- [Passage provided]:
╔══

Mitigation: Focus on unique Netflix IP integration
Execution Risk: Gaming is new territory
Mitigation: Hire experienced gaming leads, start small
Platform Fragmentation: Different capabilities on TV vs. mobile
Mitigation: Mobile-first strategy initially
Competitive Response: What if Disney+ or HBO Max launch gaming?
Mitigation: First-mover advantage in streaming + gaming space
Final Recommendation:
Yes, Netflix should enter the gaming market, but strategically and incrementally. Start with licensed casual games and interactive content to test hypotheses, then scale investment based on results. This approach balances the growth opportunity with risk management while staying true to Netflix’s core strength in storytelling.
The gaming market is too big and too strategic (for engagement and retention) to ignore, but rushing in with a massive acquisition would be premature and risky. A phased approach allows Netflix to build conviction before making billion-dollar bets.”

╚══

- [Problem to work on]: From the passage on Netflix and gaming, copy the words between "Mitigation: First-mover advantage" and "strength in storytelling.", inclusive.

(Listings of annotated regions)

╔══

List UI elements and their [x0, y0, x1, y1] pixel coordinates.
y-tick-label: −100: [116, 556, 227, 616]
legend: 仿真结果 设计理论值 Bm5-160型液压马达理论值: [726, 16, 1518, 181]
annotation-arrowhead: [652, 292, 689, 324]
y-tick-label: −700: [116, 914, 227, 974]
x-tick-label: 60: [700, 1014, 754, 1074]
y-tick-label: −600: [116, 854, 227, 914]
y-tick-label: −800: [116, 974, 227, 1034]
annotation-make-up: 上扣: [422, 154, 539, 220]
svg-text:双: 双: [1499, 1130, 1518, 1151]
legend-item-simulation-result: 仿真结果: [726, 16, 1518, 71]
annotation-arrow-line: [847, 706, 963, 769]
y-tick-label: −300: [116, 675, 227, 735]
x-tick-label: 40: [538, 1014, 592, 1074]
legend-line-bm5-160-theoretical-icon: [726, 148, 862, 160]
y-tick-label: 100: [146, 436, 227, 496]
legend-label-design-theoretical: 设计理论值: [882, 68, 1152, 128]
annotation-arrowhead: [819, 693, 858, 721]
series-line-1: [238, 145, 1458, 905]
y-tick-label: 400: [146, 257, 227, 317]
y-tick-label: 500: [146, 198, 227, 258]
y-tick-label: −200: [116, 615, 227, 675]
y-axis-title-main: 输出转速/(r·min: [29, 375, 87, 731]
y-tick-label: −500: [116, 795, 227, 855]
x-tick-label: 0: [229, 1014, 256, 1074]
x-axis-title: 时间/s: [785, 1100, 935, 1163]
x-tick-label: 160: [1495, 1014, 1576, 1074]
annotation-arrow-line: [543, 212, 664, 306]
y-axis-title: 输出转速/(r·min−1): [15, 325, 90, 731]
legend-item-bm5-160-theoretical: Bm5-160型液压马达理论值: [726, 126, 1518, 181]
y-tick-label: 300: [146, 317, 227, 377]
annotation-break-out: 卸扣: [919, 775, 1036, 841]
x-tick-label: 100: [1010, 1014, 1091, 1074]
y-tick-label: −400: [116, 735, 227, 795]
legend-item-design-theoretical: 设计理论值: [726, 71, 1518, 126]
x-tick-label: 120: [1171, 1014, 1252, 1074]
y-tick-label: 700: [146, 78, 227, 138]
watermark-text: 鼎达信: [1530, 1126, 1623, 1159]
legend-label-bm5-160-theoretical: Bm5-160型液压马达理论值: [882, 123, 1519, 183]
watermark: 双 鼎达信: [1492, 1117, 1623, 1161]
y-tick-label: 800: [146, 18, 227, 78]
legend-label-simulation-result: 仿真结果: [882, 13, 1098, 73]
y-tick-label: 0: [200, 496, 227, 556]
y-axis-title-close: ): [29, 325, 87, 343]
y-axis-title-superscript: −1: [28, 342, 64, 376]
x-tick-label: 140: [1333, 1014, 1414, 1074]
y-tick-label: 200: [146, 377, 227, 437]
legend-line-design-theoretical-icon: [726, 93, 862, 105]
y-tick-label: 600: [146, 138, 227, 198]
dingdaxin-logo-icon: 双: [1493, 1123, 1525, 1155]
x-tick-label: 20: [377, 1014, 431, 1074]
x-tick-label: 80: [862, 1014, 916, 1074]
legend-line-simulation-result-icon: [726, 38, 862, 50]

╚══

- [The solution]:
Mitigation: First-mover advantage in streaming + gaming space
Final Recommendation:
Yes, Netflix should enter the gaming market, but strategically and incrementally. Start with licensed casual games and interactive content to test hypotheses, then scale investment based on results. This approach balances the growth opportunity with risk management while staying true to Netflix’s core strength in storytelling.